BEGIN Dataset records
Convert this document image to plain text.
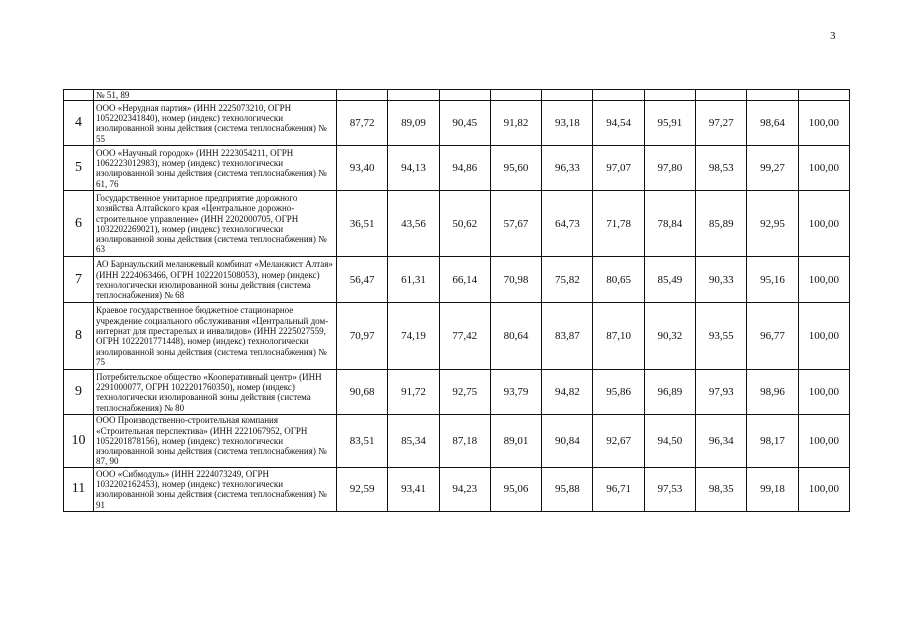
3
	№ 51, 89										
4	ООО «Нерудная партия» (ИНН 2225073210, ОГРН 1052202341840), номер (индекс) технологически изолированной зоны действия (система теплоснабжения) № 55	87,72	89,09	90,45	91,82	93,18	94,54	95,91	97,27	98,64	100,00
5	ООО «Научный городок» (ИНН 2223054211, ОГРН 1062223012983), номер (индекс) технологически изолированной зоны действия (система теплоснабжения) № 61, 76	93,40	94,13	94,86	95,60	96,33	97,07	97,80	98,53	99,27	100,00
6	Государственное унитарное предприятие дорожного хозяйства Алтайского края «Центральное дорожно-строительное управление» (ИНН 2202000705, ОГРН 1032202269021), номер (индекс) технологически изолированной зоны действия (система теплоснабжения) № 63	36,51	43,56	50,62	57,67	64,73	71,78	78,84	85,89	92,95	100,00
7	АО Барнаульский меланжевый комбинат «Меланжист Алтая» (ИНН 2224063466, ОГРН 1022201508053), номер (индекс) технологически изолированной зоны действия (система теплоснабжения) № 68	56,47	61,31	66,14	70,98	75,82	80,65	85,49	90,33	95,16	100,00
8	Краевое государственное бюджетное стационарное учреждение социального обслуживания «Центральный дом-интернат для престарелых и инвалидов» (ИНН 2225027559, ОГРН 1022201771448), номер (индекс) технологически изолированной зоны действия (система теплоснабжения) № 75	70,97	74,19	77,42	80,64	83,87	87,10	90,32	93,55	96,77	100,00
9	Потребительское общество «Кооперативный центр» (ИНН 2291000077, ОГРН 1022201760350), номер (индекс) технологически изолированной зоны действия (система теплоснабжения) № 80	90,68	91,72	92,75	93,79	94,82	95,86	96,89	97,93	98,96	100,00
10	ООО Производственно-строительная компания «Строительная перспектива» (ИНН 2221067952, ОГРН 1052201878156), номер (индекс) технологически изолированной зоны действия (система теплоснабжения) № 87, 90	83,51	85,34	87,18	89,01	90,84	92,67	94,50	96,34	98,17	100,00
11	ООО «Сибмодуль» (ИНН 2224073249, ОГРН 1032202162453), номер (индекс) технологически изолированной зоны действия (система теплоснабжения) № 91	92,59	93,41	94,23	95,06	95,88	96,71	97,53	98,35	99,18	100,00
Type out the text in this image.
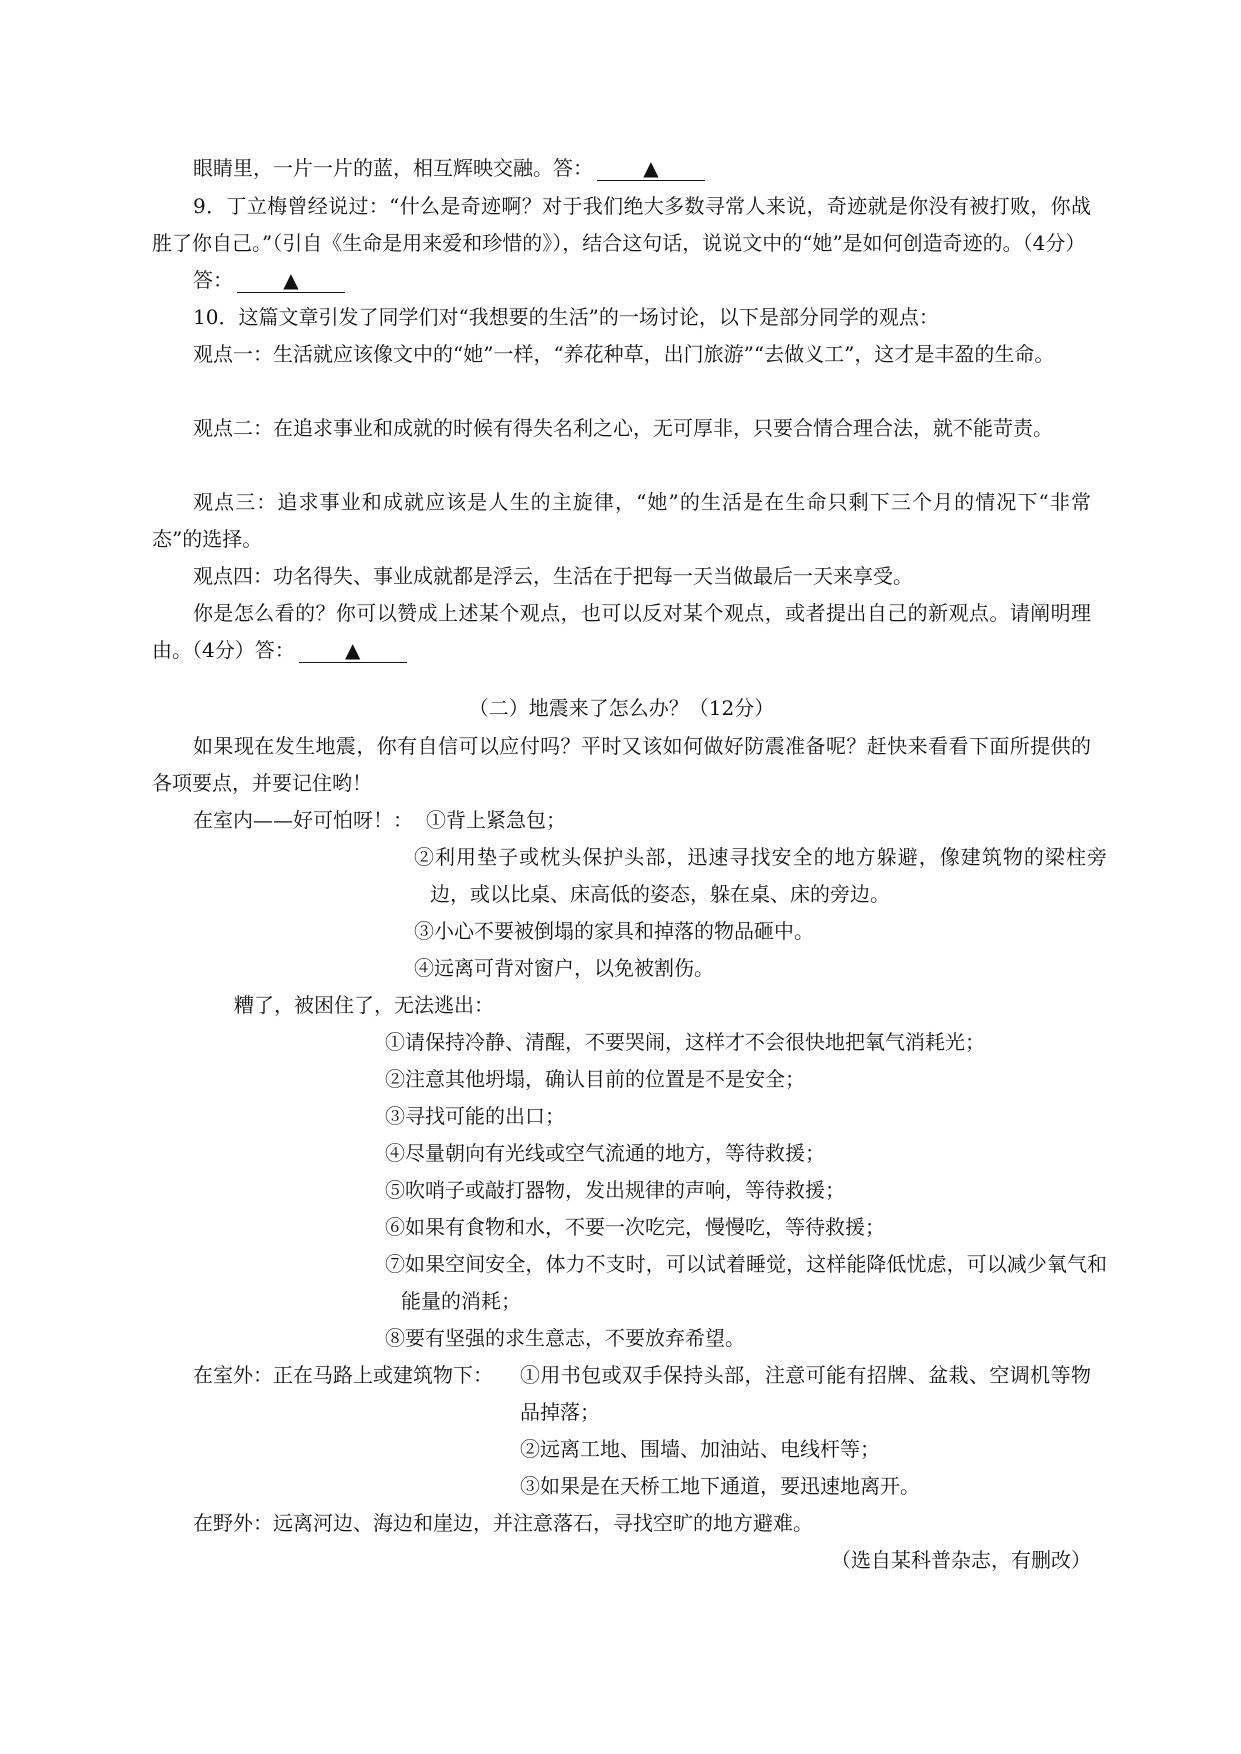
眼睛里，一片一片的蓝，相互辉映交融。答：	▲

9．丁立梅曾经说过：“什么是奇迹啊？对于我们绝大多数寻常人来说，奇迹就是你没有被打败，你战胜了你自己。”（引自《生命是用来爱和珍惜的》），结合这句话，说说文中的“她”是如何创造奇迹的。（4分）

答：	▲

10．这篇文章引发了同学们对“我想要的生活”的一场讨论，以下是部分同学的观点：

观点一：生活就应该像文中的“她”一样，“养花种草，出门旅游”“去做义工”，这才是丰盈的生命。

观点二：在追求事业和成就的时候有得失名利之心，无可厚非，只要合情合理合法，就不能苛责。

观点三：追求事业和成就应该是人生的主旋律，“她”的生活是在生命只剩下三个月的情况下“非常态”的选择。

观点四：功名得失、事业成就都是浮云，生活在于把每一天当做最后一天来享受。

你是怎么看的？你可以赞成上述某个观点，也可以反对某个观点，或者提出自己的新观点。请阐明理由。（4分）答：	▲

（二）地震来了怎么办？（12分）

如果现在发生地震，你有自信可以应付吗？平时又该如何做好防震准备呢？赶快来看看下面所提供的各项要点，并要记住哟！

在室内——好可怕呀！： ①背上紧急包；

②利用垫子或枕头保护头部，迅速寻找安全的地方躲避，像建筑物的梁柱旁边，或以比桌、床高低的姿态，躲在桌、床的旁边。

③小心不要被倒塌的家具和掉落的物品砸中。

④远离可背对窗户，以免被割伤。

糟了，被困住了，无法逃出：

①请保持冷静、清醒，不要哭闹，这样才不会很快地把氧气消耗光；

②注意其他坍塌，确认目前的位置是不是安全；

③寻找可能的出口；

④尽量朝向有光线或空气流通的地方，等待救援；

⑤吹哨子或敲打器物，发出规律的声响，等待救援；

⑥如果有食物和水，不要一次吃完，慢慢吃，等待救援；

⑦如果空间安全，体力不支时，可以试着睡觉，这样能降低忧虑，可以减少氧气和能量的消耗；

⑧要有坚强的求生意志，不要放弃希望。

在室外：正在马路上或建筑物下： ①用书包或双手保持头部，注意可能有招牌、盆栽、空调机等物品掉落；

②远离工地、围墙、加油站、电线杆等；

③如果是在天桥工地下通道，要迅速地离开。

在野外：远离河边、海边和崖边，并注意落石，寻找空旷的地方避难。

（选自某科普杂志，有删改）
END Dataset records
Output the lines above in full and exactly as given, omitting any pictures.

Task result:
Convert this document image to plain text.
3
	№ 51, 89										
4	ООО «Нерудная партия» (ИНН 2225073210, ОГРН 1052202341840), номер (индекс) технологически изолированной зоны действия (система теплоснабжения) № 55	87,72	89,09	90,45	91,82	93,18	94,54	95,91	97,27	98,64	100,00
5	ООО «Научный городок» (ИНН 2223054211, ОГРН 1062223012983), номер (индекс) технологически изолированной зоны действия (система теплоснабжения) № 61, 76	93,40	94,13	94,86	95,60	96,33	97,07	97,80	98,53	99,27	100,00
6	Государственное унитарное предприятие дорожного хозяйства Алтайского края «Центральное дорожно-строительное управление» (ИНН 2202000705, ОГРН 1032202269021), номер (индекс) технологически изолированной зоны действия (система теплоснабжения) № 63	36,51	43,56	50,62	57,67	64,73	71,78	78,84	85,89	92,95	100,00
7	АО Барнаульский меланжевый комбинат «Меланжист Алтая» (ИНН 2224063466, ОГРН 1022201508053), номер (индекс) технологически изолированной зоны действия (система теплоснабжения) № 68	56,47	61,31	66,14	70,98	75,82	80,65	85,49	90,33	95,16	100,00
8	Краевое государственное бюджетное стационарное учреждение социального обслуживания «Центральный дом-интернат для престарелых и инвалидов» (ИНН 2225027559, ОГРН 1022201771448), номер (индекс) технологически изолированной зоны действия (система теплоснабжения) № 75	70,97	74,19	77,42	80,64	83,87	87,10	90,32	93,55	96,77	100,00
9	Потребительское общество «Кооперативный центр» (ИНН 2291000077, ОГРН 1022201760350), номер (индекс) технологически изолированной зоны действия (система теплоснабжения) № 80	90,68	91,72	92,75	93,79	94,82	95,86	96,89	97,93	98,96	100,00
10	ООО Производственно-строительная компания «Строительная перспектива» (ИНН 2221067952, ОГРН 1052201878156), номер (индекс) технологически изолированной зоны действия (система теплоснабжения) № 87, 90	83,51	85,34	87,18	89,01	90,84	92,67	94,50	96,34	98,17	100,00
11	ООО «Сибмодуль» (ИНН 2224073249, ОГРН 1032202162453), номер (индекс) технологически изолированной зоны действия (система теплоснабжения) № 91	92,59	93,41	94,23	95,06	95,88	96,71	97,53	98,35	99,18	100,00
Type out the text in this image.
眼睛里，一片一片的蓝，相互辉映交融。答：	▲

9．丁立梅曾经说过：“什么是奇迹啊？对于我们绝大多数寻常人来说，奇迹就是你没有被打败，你战胜了你自己。”（引自《生命是用来爱和珍惜的》），结合这句话，说说文中的“她”是如何创造奇迹的。（4分）

答：	▲

10．这篇文章引发了同学们对“我想要的生活”的一场讨论，以下是部分同学的观点：

观点一：生活就应该像文中的“她”一样，“养花种草，出门旅游”“去做义工”，这才是丰盈的生命。

观点二：在追求事业和成就的时候有得失名利之心，无可厚非，只要合情合理合法，就不能苛责。

观点三：追求事业和成就应该是人生的主旋律，“她”的生活是在生命只剩下三个月的情况下“非常态”的选择。

观点四：功名得失、事业成就都是浮云，生活在于把每一天当做最后一天来享受。

你是怎么看的？你可以赞成上述某个观点，也可以反对某个观点，或者提出自己的新观点。请阐明理由。（4分）答：	▲

（二）地震来了怎么办？（12分）

如果现在发生地震，你有自信可以应付吗？平时又该如何做好防震准备呢？赶快来看看下面所提供的各项要点，并要记住哟！

在室内——好可怕呀！： ①背上紧急包；

②利用垫子或枕头保护头部，迅速寻找安全的地方躲避，像建筑物的梁柱旁边，或以比桌、床高低的姿态，躲在桌、床的旁边。

③小心不要被倒塌的家具和掉落的物品砸中。

④远离可背对窗户，以免被割伤。

糟了，被困住了，无法逃出：

①请保持冷静、清醒，不要哭闹，这样才不会很快地把氧气消耗光；

②注意其他坍塌，确认目前的位置是不是安全；

③寻找可能的出口；

④尽量朝向有光线或空气流通的地方，等待救援；

⑤吹哨子或敲打器物，发出规律的声响，等待救援；

⑥如果有食物和水，不要一次吃完，慢慢吃，等待救援；

⑦如果空间安全，体力不支时，可以试着睡觉，这样能降低忧虑，可以减少氧气和能量的消耗；

⑧要有坚强的求生意志，不要放弃希望。

在室外：正在马路上或建筑物下： ①用书包或双手保持头部，注意可能有招牌、盆栽、空调机等物品掉落；

②远离工地、围墙、加油站、电线杆等；

③如果是在天桥工地下通道，要迅速地离开。

在野外：远离河边、海边和崖边，并注意落石，寻找空旷的地方避难。

（选自某科普杂志，有删改）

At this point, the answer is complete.